Dataset records:
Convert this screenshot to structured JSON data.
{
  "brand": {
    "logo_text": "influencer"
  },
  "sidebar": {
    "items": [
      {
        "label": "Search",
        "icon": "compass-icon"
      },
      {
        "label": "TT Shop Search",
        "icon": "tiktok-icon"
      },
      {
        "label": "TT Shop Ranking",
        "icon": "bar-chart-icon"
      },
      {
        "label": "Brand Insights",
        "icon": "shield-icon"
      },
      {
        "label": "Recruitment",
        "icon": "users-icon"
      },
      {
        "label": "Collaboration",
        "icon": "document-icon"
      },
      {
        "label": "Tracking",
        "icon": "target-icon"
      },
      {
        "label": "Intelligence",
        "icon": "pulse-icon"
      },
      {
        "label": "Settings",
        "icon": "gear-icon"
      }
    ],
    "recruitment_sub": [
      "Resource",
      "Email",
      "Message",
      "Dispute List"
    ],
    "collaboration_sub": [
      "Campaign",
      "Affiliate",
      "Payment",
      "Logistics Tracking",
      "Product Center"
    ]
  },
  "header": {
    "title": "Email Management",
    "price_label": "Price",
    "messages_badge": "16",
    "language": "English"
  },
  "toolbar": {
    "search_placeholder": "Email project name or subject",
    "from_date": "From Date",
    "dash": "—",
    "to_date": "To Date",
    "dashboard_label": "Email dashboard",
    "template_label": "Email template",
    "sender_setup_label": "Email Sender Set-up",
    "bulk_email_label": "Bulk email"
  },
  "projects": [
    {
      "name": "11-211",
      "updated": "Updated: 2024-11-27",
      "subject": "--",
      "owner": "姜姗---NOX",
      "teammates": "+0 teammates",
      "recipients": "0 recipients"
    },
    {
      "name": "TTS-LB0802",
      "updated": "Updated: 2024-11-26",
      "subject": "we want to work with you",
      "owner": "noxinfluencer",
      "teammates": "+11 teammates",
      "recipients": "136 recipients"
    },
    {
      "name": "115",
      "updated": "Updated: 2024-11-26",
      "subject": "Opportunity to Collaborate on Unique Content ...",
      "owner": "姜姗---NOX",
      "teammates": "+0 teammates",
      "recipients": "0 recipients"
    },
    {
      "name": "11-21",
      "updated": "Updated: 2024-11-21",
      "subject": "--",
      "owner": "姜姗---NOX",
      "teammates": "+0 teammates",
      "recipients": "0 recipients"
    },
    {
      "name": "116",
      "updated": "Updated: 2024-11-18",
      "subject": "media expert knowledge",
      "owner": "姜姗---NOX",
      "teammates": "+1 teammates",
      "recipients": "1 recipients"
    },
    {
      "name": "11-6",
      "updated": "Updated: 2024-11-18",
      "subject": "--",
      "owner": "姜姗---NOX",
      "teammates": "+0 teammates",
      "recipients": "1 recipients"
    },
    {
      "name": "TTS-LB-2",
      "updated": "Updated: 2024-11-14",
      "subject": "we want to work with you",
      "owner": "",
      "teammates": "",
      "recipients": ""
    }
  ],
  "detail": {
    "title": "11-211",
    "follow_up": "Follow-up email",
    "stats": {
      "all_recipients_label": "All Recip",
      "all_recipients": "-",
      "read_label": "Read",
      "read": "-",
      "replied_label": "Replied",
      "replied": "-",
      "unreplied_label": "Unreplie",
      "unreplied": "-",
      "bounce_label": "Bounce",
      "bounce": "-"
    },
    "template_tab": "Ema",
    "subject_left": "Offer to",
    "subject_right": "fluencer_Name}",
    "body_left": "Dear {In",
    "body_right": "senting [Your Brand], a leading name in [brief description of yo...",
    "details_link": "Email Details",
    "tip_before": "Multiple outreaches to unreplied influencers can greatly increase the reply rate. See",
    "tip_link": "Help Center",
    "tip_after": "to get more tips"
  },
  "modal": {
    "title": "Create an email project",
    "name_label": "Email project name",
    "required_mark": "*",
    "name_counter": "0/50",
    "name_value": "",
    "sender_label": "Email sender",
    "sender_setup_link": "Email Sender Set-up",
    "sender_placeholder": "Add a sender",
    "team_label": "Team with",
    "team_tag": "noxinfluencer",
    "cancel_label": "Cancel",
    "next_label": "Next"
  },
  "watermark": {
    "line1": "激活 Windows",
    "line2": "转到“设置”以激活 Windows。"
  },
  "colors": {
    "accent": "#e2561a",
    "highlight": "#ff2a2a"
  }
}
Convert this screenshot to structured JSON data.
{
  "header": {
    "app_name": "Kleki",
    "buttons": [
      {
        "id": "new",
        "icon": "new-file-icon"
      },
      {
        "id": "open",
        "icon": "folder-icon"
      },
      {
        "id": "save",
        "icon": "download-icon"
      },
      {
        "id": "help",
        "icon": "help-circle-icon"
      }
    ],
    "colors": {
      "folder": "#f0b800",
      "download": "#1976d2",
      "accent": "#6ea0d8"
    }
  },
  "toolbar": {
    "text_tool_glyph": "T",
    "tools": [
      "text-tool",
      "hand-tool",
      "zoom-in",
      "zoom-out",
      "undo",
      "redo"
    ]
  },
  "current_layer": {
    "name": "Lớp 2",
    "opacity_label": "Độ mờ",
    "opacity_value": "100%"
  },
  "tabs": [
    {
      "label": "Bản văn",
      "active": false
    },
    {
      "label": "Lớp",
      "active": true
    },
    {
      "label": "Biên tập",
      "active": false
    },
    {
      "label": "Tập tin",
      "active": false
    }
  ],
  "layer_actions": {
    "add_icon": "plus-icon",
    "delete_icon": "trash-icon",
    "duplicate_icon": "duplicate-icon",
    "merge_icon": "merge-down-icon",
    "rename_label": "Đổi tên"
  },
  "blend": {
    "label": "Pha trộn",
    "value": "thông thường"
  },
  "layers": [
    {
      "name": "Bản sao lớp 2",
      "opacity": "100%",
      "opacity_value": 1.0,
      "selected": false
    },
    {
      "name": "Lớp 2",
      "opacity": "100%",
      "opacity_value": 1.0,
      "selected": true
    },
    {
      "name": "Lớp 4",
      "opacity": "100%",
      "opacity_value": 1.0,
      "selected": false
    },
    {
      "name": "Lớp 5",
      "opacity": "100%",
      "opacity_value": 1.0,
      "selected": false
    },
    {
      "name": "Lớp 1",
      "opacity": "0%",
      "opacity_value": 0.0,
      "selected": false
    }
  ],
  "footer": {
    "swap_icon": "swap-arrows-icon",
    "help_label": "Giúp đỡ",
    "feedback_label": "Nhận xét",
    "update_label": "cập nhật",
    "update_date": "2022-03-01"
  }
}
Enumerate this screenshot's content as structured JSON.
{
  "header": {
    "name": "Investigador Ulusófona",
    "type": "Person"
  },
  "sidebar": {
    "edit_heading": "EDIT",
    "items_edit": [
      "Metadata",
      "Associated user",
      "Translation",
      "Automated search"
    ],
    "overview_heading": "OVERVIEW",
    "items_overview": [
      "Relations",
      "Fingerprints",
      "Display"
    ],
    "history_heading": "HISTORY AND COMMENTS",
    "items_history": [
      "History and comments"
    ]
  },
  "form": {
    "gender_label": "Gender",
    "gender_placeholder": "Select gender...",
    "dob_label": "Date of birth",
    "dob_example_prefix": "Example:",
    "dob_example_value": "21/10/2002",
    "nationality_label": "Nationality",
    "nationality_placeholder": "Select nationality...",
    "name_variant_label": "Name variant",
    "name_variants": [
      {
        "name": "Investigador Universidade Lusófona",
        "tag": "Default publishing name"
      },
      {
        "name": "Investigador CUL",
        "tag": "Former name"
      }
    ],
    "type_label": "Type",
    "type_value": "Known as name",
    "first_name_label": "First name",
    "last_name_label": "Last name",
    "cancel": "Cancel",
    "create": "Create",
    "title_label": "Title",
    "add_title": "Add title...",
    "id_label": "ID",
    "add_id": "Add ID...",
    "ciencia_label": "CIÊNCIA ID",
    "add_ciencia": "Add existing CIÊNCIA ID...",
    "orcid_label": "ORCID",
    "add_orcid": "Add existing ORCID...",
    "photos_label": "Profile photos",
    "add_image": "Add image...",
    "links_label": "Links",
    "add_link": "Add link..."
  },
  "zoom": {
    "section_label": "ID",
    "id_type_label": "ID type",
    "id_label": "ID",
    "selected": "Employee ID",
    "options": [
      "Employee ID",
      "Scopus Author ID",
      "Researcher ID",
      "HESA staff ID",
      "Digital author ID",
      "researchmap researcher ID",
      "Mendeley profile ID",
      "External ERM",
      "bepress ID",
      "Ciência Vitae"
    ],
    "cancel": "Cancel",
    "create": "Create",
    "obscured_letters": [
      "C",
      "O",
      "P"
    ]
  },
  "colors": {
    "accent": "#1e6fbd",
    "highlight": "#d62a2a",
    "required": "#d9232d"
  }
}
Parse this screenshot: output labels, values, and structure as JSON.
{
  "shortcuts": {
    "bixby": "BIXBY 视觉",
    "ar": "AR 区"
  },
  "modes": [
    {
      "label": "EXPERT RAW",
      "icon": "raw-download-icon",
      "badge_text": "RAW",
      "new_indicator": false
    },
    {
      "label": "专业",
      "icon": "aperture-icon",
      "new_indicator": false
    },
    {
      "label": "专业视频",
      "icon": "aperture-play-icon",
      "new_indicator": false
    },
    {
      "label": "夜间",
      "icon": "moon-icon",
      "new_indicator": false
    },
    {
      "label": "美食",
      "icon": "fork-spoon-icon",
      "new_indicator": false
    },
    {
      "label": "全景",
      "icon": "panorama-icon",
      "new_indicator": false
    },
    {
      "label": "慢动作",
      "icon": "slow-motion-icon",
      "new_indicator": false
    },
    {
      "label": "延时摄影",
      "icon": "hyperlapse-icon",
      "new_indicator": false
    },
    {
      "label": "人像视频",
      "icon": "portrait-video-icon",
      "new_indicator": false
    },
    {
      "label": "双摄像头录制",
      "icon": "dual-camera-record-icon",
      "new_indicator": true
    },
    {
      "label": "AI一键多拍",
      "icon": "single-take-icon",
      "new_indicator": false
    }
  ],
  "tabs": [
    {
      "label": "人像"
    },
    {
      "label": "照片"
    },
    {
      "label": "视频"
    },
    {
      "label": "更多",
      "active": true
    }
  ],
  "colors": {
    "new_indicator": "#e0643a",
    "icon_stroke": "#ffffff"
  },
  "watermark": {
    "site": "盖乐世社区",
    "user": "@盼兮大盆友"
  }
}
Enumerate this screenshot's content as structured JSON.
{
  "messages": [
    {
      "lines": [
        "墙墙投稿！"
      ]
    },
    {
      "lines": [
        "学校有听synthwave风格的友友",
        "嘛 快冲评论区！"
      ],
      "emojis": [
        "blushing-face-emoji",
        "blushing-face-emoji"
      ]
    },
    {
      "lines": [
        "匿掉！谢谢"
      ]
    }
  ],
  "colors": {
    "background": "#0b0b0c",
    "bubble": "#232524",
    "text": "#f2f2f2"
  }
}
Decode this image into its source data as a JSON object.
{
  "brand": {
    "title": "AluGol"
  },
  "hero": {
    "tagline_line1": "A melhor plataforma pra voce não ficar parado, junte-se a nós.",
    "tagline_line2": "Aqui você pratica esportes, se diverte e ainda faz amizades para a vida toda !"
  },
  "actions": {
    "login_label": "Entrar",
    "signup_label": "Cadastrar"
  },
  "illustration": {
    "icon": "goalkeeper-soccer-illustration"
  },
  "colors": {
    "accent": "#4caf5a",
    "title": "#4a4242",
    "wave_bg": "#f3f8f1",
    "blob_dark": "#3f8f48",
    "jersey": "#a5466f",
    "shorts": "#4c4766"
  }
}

- **EXERCISE OBJECTIVE**:
Collect each line above holding the string "Shop".

- **SOLUTION FOR THIS TASK**:
        "label": "TT Shop Search",
        "label": "TT Shop Ranking",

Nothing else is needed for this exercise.